▸ **TRECHO DO DOCUMENTO**:
'''
O material presente foi obtido com esses dois últimos homens, na margem do Arraias, em 1940.

A língua Kayapó é um membro do grupo do norte e oeste da família Gê, parente próxima da língua Timbira e, especialmente, do Apinayé..

A origem da tribo Kayapó

No começo só existia o Kayapó Katembári com sua mulher, oito filhos e outras tantas filhas. Irmãos e irmãs casavam entre si, mas não tinham filhos, e por isso seu número nunca aumentava. Vagavam pelo mundo fazendo guerra a todas as tribos que descobriam, tomando-lhes os enfeites e adotando, com estes, as festas e as cerimônias dos vencidos. Aborrecia-os, porém, serem tão poucos, e por isso pediram ao velho Katembári que criasse mais Kayapó. "Sim", respondeu este, "vou faze-lo, pois também eu estou enfadado de estar só!" Saiu só para o campo alto, onde procurou uma sucupira
(Bowdichia sp.), da qual cortou os galhos. Num vaso feito de uma folha, trouxe água e com ela fez sua magia. Depois meteu um aspersório de penas de urubu-rei na água mágica, trepou com ele no topo da árvore e, gritando alto, aspergiu para todos os lados. Depois desceu e deitou ao redor da árvore, no chão, num círculo largo, folhas de caeté, sempre uma em cada lugar onde havia de ter uma choça. Feito isto, tornou a casa e disse aos filhos: "Amanhã já teremos muitos companheiros!" Esta notícia alegrou-os muito, e quando na manhã seguinte foram ao lugar onde Katembári tinha feito a sua magia, já ouviam de longe as vozes das crianças e das mulheres. Ao redor do pé de sucupira tinha surgido durante a noite uma grande aldeia de Kayapó.

A origem dos Gorotire

Os piores inimigos dos Irãamráyre foram, durante mais de meio século, seus vizinhos a oeste, os Gorotire-Kayapó da região do rio Fresco, além do divisor das águas do Xingu. Sobre a origem dos Gorotire e da inimizade entre a tribo do Pau d'Arco e eles conta a tradição o seguinte.

A princípio habitavam todos os Kayapó uma só aldeia grande. Era esta tão grande que era preciso um dia inteiro para se dar a volta pelo círculo todo das casas. Os Me-norõ-ní-re preparavam-se para uma festa, aprendendo um número de cantigas para ela. Depois foram caçar para trazerem a carne para a festa. Nesse meio tempo, os Me-kra-re dançaram com as cantigas dos Me-norõ-ní-re. Quando estes voltaram e viram que os homens haviam se apoderado de suas cantigas, tornando com isto impossível a celebração de sua festa, aborreceram-se grandemente.  Consultaram-se com um velho que conhecia as regiões a oeste dos Irãamráyre. A tarde este velho foi ao pátio e chamou os Me-norõ-ní-re: "Vinde! Vinde todos! Amanhã eu quero comer króe-ti
(trairão, Hoplias macrophtalmus, um peixe que não existe no Araguaia mas na bacia do Xingu)!" Os outros habitantes da aldeia estranharam tal convite mas o velho combinou tudo com os dois Ka-dywúdn dos Me-norõ-ní-re para o dia seguinte. Na manhã seguinte eles partiram da aldeia, levando suas raparigas. Foram quase todos os Me-norõ-ní-re. Emigraram para o Oeste, onde fundaram uma aldeia própria. Depois fizeram flechas de guerra e voltaram para lutar com os Me-krá-re que os haviam ofendido. Multiplicaram-se e formaram a tribo dos Gorotire. - As hostilidades continuaram até 1939.
'''
▸ **LISTA DE TAREFAS**:
A. De acordo com o trecho sobre os Kayapó, onde e em que ano o material foi obtido?
B. Reproduza fielmente a passagem do trecho sobre os Kayapó que vai de "Os piores inimigos" a "tradição o seguinte.".
Use somente o trecho sobre os Kayapó como fonte.

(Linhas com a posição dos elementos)
'''
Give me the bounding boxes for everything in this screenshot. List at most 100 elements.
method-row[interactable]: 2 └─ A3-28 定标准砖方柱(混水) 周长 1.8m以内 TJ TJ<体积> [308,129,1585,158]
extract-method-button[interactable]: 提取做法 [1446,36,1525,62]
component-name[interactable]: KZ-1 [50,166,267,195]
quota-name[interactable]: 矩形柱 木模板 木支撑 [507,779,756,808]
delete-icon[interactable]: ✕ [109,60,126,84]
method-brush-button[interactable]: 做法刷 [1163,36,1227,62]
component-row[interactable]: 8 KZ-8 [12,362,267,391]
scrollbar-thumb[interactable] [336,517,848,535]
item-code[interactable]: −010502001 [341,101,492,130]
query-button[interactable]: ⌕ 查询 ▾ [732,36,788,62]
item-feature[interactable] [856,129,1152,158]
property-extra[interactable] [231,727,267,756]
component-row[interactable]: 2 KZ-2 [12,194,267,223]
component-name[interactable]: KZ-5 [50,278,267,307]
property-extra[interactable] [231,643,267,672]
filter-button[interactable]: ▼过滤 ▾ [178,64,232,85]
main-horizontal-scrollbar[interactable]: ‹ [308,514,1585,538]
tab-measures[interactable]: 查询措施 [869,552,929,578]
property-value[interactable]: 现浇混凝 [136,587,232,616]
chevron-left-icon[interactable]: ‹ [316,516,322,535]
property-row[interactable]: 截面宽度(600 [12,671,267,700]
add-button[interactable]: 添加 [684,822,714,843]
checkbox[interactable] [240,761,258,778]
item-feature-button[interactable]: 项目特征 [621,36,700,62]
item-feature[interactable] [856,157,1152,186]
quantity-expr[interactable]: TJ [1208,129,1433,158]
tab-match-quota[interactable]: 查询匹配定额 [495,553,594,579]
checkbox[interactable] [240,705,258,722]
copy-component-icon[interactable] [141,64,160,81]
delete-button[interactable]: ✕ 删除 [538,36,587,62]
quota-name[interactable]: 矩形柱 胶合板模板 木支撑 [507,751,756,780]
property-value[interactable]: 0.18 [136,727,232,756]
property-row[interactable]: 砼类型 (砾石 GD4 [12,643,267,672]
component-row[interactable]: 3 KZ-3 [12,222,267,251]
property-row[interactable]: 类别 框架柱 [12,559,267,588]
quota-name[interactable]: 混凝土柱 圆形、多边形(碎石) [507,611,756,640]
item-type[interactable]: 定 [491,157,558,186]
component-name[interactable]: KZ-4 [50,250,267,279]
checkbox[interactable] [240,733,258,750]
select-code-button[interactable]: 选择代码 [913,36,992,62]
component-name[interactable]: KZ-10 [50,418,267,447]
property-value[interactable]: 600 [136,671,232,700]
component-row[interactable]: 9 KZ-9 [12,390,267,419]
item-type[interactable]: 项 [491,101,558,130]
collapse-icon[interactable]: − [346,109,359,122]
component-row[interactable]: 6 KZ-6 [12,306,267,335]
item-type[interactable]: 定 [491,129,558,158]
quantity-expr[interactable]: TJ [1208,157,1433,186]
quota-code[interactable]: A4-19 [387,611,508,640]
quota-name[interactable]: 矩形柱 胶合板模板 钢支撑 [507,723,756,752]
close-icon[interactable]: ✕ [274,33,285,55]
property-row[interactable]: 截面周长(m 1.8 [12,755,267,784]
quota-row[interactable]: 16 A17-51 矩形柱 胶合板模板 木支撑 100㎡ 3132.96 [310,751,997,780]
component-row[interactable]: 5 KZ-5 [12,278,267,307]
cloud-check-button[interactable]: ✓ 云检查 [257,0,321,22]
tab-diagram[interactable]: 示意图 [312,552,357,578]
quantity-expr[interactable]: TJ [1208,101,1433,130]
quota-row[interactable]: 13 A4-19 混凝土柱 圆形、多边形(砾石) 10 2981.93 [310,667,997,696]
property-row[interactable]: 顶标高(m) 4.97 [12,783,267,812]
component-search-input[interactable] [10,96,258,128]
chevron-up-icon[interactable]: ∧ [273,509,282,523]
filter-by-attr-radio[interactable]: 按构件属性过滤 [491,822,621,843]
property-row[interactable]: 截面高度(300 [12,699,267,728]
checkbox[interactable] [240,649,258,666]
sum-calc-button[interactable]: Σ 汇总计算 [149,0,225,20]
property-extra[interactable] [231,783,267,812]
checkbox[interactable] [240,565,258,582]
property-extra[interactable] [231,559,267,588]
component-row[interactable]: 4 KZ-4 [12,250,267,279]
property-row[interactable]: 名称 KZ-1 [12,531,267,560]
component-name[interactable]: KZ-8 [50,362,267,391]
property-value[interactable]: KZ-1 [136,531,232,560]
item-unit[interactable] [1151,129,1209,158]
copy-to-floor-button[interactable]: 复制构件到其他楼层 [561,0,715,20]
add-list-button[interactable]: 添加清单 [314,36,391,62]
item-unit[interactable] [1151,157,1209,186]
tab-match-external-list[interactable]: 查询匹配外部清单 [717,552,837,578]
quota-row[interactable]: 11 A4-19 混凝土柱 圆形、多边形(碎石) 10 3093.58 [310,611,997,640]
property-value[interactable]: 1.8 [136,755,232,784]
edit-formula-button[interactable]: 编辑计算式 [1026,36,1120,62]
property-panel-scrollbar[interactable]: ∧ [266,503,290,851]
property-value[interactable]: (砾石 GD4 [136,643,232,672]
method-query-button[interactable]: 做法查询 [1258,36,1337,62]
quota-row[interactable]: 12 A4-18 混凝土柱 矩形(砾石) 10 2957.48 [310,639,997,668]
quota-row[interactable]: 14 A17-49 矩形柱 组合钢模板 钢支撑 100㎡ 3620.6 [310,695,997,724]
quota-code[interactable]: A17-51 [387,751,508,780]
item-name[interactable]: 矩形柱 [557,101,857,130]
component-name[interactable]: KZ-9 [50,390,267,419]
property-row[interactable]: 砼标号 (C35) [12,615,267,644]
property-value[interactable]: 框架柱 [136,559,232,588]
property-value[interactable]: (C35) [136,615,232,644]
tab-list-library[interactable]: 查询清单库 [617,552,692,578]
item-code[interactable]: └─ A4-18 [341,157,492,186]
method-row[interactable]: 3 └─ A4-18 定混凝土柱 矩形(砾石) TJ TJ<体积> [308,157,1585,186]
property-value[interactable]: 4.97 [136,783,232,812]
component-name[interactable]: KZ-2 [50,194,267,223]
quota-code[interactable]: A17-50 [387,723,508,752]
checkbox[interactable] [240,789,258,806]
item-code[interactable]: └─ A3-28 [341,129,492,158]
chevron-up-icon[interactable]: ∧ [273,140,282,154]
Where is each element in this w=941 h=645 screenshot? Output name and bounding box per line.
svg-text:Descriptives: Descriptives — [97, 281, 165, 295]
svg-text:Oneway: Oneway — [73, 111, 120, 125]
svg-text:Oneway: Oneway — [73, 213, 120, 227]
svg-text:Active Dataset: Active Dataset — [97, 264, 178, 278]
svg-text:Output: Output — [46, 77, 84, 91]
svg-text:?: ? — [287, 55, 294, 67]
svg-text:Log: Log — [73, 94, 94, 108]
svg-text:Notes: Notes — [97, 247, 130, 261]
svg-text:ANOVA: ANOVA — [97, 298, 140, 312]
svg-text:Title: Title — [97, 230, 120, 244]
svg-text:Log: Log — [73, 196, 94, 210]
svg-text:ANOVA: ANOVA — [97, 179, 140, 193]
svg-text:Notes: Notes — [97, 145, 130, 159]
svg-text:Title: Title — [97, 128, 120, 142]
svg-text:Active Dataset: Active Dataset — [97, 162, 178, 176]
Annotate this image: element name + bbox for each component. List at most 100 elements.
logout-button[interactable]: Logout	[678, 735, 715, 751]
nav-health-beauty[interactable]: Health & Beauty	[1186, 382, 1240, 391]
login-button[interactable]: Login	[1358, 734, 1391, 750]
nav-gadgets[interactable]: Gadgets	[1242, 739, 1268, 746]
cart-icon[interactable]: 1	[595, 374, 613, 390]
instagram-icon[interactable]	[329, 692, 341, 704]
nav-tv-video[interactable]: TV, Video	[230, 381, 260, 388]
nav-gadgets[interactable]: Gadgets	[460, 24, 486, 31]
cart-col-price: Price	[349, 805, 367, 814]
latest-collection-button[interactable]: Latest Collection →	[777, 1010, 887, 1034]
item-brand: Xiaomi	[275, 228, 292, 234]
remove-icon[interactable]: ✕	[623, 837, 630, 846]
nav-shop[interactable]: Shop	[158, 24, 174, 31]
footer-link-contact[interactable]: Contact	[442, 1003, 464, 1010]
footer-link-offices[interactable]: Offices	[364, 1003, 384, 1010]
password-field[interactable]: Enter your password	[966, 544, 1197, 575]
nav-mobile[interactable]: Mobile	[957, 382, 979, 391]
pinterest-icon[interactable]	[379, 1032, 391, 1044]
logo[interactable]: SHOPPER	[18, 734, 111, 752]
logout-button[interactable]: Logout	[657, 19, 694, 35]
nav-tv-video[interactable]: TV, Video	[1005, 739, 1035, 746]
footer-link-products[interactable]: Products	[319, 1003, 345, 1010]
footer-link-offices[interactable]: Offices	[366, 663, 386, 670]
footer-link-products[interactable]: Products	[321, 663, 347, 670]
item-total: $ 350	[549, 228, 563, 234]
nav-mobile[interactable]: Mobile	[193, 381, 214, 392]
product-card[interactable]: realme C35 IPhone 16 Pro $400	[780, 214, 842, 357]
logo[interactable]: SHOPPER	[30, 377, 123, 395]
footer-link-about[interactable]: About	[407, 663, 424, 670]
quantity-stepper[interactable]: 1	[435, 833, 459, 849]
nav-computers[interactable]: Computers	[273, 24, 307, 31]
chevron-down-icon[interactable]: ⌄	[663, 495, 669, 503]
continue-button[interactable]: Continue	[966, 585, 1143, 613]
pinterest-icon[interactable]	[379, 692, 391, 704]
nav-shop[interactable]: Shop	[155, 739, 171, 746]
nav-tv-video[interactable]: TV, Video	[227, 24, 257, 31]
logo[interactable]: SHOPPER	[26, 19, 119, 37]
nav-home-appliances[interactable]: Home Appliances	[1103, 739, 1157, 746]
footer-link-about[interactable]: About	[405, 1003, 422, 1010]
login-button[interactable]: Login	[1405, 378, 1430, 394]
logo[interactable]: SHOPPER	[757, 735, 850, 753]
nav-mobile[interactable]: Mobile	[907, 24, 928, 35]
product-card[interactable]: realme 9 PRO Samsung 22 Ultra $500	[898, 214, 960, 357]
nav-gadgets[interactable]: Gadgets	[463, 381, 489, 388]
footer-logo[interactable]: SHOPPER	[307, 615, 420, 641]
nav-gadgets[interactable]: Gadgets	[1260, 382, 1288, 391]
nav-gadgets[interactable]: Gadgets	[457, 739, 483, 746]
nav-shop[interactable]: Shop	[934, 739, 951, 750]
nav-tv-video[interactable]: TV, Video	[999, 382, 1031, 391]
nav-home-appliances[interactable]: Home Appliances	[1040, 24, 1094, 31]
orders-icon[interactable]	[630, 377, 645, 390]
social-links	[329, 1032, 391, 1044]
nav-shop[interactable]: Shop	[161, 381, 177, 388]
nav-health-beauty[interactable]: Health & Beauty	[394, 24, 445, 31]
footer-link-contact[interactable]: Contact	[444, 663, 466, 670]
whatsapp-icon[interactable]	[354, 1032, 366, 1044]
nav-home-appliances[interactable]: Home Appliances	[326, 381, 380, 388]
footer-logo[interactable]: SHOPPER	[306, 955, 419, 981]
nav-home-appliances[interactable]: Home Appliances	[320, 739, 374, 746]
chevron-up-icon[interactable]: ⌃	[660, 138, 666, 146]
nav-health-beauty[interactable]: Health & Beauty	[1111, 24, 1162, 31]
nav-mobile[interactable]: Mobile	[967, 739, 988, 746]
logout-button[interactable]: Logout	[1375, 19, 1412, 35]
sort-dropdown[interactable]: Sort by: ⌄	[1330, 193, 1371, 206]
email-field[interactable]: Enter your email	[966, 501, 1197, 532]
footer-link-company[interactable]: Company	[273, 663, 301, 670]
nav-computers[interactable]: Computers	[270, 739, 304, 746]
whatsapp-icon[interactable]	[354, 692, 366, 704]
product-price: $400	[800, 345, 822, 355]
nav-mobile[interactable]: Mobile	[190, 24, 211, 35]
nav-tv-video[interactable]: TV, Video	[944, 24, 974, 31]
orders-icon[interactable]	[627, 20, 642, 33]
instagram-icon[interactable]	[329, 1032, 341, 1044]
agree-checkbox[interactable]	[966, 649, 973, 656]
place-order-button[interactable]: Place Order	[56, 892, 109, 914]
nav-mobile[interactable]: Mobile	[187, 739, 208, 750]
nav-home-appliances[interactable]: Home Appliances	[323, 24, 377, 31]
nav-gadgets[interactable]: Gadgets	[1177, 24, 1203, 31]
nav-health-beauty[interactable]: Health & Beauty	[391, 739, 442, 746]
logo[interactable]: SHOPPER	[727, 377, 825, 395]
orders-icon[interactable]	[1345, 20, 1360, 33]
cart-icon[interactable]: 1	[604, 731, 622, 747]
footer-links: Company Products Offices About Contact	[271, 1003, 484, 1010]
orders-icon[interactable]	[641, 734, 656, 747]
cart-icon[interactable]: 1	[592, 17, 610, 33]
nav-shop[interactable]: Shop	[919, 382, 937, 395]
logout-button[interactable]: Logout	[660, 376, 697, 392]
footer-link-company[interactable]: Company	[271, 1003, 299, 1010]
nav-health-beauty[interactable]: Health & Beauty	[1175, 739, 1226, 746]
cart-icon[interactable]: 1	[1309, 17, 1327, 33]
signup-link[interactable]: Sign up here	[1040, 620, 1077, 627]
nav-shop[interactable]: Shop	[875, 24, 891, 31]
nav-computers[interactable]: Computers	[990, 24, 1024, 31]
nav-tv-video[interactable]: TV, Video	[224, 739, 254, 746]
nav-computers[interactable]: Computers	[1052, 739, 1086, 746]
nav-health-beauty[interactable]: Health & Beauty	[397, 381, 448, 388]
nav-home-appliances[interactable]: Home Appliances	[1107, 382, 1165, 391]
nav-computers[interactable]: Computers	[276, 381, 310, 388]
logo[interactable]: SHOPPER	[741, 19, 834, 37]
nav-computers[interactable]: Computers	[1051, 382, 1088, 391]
'''
▸ **RESULTADOS POR TAREFA**:
A. Na margem do Arraias, em 1940.

B.
Os piores inimigos dos Irãamráyre foram, durante mais de meio século, seus vizinhos a oeste, os Gorotire-Kayapó da região do rio Fresco, além do divisor das águas do Xingu. Sobre a origem dos Gorotire e da inimizade entre a tribo do Pau d'Arco e eles conta a tradição o seguinte.